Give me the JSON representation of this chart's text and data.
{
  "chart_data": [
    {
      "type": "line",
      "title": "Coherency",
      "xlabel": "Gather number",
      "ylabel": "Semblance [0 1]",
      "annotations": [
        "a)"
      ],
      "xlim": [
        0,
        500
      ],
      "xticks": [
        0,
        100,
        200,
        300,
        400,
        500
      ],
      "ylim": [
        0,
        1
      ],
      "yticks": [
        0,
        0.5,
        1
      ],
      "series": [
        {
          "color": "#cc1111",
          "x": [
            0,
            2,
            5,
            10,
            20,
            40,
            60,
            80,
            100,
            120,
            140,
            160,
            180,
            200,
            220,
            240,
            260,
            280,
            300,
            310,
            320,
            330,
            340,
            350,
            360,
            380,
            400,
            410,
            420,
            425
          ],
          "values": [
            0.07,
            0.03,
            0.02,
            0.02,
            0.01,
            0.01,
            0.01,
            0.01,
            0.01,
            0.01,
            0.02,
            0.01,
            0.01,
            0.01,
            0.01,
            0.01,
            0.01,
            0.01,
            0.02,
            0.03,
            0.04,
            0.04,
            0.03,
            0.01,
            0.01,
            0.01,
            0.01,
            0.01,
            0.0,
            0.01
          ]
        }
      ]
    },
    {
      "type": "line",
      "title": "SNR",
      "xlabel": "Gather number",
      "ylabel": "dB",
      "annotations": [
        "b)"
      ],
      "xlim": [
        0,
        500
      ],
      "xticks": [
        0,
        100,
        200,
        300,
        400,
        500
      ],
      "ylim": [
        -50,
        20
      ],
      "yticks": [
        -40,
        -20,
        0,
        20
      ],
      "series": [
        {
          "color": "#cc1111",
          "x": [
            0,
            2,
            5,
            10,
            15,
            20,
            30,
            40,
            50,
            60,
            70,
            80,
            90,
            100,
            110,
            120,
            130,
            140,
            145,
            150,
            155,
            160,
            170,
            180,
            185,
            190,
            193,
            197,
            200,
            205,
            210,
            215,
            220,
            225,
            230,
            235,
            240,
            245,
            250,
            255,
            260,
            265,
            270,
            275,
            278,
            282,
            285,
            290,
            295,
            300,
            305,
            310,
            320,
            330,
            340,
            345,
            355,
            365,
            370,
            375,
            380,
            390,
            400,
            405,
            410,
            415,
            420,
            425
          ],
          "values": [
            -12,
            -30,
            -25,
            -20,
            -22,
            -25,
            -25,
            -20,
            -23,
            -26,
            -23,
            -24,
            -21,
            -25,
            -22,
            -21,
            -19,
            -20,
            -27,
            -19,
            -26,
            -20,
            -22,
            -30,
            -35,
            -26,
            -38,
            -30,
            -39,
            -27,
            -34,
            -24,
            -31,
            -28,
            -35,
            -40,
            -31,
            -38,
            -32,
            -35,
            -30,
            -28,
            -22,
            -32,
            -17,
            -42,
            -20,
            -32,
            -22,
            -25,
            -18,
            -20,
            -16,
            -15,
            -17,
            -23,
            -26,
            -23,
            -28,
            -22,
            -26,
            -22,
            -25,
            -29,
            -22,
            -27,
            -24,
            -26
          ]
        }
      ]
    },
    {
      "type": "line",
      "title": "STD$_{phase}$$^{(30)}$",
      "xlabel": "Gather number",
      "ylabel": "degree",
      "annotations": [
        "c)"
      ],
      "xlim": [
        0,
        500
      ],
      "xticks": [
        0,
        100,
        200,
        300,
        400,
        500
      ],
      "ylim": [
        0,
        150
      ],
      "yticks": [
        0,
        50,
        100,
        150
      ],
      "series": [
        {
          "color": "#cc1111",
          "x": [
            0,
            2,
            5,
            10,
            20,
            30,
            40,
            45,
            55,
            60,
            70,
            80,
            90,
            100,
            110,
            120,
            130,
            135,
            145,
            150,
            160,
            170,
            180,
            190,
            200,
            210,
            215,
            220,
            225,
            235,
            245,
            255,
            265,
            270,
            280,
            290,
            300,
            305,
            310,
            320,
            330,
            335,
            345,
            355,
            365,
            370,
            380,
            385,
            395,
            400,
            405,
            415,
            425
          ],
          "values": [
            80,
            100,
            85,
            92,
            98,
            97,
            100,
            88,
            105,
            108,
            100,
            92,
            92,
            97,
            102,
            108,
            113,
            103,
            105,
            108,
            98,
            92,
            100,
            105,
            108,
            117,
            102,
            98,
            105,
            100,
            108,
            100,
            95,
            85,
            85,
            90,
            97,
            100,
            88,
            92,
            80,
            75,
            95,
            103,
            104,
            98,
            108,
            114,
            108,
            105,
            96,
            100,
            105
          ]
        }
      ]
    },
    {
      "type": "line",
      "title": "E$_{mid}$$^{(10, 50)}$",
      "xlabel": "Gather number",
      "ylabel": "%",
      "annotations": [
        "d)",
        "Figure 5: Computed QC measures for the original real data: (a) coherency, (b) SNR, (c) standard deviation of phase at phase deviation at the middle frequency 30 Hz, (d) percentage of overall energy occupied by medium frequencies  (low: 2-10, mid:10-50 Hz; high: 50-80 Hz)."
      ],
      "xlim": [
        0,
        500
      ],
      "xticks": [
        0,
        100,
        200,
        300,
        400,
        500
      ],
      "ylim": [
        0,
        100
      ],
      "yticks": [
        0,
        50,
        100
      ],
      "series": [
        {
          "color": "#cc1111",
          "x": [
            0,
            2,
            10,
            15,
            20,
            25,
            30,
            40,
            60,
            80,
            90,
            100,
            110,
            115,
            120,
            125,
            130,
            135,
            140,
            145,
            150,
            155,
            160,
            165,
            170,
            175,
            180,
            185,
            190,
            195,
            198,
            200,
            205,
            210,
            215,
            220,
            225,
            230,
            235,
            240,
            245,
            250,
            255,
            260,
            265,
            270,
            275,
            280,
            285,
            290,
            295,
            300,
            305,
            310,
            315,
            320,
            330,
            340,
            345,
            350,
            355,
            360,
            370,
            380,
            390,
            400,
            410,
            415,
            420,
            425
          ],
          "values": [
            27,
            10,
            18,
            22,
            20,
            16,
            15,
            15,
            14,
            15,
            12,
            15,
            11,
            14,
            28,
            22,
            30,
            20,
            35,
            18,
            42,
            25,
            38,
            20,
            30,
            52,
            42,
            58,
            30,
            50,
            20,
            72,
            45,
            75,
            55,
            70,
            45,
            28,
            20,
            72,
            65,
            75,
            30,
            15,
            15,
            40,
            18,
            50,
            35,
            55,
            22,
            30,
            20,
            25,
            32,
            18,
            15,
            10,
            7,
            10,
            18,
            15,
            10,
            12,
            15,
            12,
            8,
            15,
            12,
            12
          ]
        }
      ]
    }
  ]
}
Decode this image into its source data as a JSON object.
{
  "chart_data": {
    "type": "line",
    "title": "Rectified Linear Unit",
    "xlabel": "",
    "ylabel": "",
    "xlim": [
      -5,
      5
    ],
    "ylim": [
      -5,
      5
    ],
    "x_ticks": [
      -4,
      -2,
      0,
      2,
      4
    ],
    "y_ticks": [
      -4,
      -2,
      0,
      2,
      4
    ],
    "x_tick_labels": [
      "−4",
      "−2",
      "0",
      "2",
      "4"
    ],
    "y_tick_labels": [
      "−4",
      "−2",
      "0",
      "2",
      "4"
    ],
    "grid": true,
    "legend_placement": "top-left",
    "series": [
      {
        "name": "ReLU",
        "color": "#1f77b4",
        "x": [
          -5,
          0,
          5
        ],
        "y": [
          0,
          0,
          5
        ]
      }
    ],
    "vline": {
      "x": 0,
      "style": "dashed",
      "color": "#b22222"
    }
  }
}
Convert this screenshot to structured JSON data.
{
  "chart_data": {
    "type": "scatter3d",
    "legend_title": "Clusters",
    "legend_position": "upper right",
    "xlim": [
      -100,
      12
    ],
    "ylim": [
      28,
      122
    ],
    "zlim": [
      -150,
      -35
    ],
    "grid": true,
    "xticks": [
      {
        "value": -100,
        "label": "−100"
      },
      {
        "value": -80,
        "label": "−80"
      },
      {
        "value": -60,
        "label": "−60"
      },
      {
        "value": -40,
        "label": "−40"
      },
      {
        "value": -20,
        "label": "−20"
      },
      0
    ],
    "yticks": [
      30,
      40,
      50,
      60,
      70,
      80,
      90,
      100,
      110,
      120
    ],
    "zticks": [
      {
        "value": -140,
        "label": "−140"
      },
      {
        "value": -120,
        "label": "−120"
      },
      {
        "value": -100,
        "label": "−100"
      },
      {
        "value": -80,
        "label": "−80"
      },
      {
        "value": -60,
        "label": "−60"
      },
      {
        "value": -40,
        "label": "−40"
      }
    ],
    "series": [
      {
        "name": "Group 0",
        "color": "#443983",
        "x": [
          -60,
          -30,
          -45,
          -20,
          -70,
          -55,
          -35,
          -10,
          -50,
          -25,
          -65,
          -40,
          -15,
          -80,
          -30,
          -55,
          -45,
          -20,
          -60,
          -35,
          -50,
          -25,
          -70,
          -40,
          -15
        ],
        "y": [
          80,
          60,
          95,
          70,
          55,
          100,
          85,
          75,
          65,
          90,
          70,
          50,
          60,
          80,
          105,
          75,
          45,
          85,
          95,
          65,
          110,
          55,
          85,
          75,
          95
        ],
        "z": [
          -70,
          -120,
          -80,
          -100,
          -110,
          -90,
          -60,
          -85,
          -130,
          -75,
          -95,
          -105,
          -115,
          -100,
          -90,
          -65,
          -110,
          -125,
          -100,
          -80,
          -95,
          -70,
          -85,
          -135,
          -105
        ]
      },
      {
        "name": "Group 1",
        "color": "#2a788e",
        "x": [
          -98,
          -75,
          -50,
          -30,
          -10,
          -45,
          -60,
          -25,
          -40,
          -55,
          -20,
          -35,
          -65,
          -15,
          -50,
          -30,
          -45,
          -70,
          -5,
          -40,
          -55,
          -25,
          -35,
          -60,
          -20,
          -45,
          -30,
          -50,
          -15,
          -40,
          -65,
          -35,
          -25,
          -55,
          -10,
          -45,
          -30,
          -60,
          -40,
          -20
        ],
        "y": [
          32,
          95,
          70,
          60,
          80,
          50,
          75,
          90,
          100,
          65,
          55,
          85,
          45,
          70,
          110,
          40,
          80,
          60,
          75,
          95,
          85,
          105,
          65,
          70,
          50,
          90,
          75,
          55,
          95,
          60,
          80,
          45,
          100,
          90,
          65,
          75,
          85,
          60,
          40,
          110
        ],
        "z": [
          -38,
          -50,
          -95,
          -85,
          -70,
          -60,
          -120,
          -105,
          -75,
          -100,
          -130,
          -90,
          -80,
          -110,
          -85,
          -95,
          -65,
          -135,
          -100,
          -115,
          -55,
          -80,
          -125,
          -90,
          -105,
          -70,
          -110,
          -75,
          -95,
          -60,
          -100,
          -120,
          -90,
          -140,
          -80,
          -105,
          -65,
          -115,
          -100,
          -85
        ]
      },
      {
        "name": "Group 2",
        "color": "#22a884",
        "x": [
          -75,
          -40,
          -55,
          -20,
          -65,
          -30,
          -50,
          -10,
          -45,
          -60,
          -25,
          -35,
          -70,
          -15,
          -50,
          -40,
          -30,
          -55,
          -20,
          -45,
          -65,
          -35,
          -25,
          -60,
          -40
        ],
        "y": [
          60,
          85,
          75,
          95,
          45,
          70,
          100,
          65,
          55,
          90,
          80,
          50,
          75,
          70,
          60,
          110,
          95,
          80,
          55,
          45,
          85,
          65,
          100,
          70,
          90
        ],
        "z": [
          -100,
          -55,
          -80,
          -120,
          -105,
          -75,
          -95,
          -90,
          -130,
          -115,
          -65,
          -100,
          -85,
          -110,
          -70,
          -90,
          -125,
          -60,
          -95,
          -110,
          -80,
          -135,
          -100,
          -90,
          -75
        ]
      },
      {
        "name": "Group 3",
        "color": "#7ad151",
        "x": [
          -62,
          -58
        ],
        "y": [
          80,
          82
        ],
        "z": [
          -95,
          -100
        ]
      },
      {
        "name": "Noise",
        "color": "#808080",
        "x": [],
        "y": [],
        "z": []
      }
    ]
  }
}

______________________________

Stated exercise: Scan the records for the string "JSON". Copy each line in which it appears.

Answer for the task:
Give me the JSON representation of this chart's text and data.
Decode this image into its source data as a JSON object.
Convert this screenshot to structured JSON data.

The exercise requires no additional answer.